STATED GOAL 1:
In the forum post about the GRUB error, what message appears when the Gentoo entry is chosen from the menu?

# FC2 / GRUB error 13



## chip14 (Aug 8, 2004)

I just got done installing Fedora Core 2 on my multi-boot computer. I already had Gentoo Linux 2.4.26 and Windows XP. I just stuck Fedora Core 2 on an empty partition I had. My problem is that when I rebooted into my new system, only Windows XP and Fedora Core 2 work from the GRUB menu. When I go to the Gentoo entry, I get the following error:

Error 13: Invalid or unsupported executable format

Now, I looked up this error on Google and found out this happens when the kernel image that is being loaded isn't understood by the system. However, this is a Linux bz-Image and that is listed as supported by GRUB. Also, I booted into a LiveCD (specifically, the Gentoo Install LiveCD), and mounted my Fedora Core partition (/dev/hda6). I then modified my grub.conf file to include the path to my kernel. It still says the same error, but now before the error it says:

[Linux-bzImage, setup=0xa00, size=0x11da64]

So, my question is, How can I resolve this problem? I know for a fact that my kernel image is a bzImage, since I compiled it myself. Why would GRUB not understand the executable format? Thanks for any help,

Rob


----------



## tsunam (Sep 14, 2003)

DATA PROVIDED:
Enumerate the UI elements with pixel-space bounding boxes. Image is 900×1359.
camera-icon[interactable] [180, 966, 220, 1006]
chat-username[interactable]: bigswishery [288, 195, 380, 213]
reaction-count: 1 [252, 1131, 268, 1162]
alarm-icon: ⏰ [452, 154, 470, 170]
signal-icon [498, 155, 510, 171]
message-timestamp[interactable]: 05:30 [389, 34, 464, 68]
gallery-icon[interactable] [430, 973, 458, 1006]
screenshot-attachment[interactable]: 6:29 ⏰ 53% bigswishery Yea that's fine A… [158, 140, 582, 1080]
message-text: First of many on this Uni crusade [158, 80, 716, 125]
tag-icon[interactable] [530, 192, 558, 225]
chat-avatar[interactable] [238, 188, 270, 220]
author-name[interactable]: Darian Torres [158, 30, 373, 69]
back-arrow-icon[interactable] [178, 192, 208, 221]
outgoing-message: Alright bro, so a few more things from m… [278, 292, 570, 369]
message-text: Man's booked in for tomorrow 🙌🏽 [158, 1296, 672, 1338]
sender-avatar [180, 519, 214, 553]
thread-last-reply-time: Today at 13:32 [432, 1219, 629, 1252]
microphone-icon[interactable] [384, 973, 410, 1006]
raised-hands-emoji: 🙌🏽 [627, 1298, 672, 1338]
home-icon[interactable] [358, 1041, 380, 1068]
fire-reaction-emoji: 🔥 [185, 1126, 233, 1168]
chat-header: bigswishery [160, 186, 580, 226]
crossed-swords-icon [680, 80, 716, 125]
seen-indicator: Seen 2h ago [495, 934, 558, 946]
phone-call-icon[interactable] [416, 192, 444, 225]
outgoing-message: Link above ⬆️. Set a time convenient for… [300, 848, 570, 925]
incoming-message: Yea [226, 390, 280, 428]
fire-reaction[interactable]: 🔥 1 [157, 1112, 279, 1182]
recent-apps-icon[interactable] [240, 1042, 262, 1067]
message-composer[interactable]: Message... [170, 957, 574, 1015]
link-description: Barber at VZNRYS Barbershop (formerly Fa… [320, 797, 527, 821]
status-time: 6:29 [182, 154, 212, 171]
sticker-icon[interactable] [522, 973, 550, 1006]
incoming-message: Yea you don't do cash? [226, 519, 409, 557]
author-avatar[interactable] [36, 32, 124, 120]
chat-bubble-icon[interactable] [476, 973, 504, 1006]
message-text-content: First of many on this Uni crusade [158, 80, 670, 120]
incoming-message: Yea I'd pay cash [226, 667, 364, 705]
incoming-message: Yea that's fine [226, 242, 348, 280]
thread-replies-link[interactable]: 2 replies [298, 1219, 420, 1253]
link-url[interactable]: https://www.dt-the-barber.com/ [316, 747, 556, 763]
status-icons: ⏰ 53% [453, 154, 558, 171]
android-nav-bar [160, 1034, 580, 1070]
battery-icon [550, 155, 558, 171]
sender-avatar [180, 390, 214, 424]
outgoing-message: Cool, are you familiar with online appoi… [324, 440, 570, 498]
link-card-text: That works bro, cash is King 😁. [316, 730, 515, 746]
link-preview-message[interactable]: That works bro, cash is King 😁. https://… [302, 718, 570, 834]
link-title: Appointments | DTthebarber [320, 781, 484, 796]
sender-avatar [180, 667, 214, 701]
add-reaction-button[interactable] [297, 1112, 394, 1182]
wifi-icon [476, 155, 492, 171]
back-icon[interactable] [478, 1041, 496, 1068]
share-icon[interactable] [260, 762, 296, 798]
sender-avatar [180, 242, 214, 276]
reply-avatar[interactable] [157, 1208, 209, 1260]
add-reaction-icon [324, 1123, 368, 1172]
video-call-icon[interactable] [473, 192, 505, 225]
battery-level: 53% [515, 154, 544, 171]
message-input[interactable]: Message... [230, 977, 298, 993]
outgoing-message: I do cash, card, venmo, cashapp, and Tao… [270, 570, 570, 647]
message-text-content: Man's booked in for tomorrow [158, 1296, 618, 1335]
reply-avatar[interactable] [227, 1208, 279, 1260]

STATED GOAL 2:
Select every line of the listing that contains the string "back", matching case exactly.

FINISHED ANSWER 1:
Error 13: Invalid or unsupported executable format

FINISHED ANSWER 2:
back-arrow-icon[interactable] [178, 192, 208, 221]
back-icon[interactable] [478, 1041, 496, 1068]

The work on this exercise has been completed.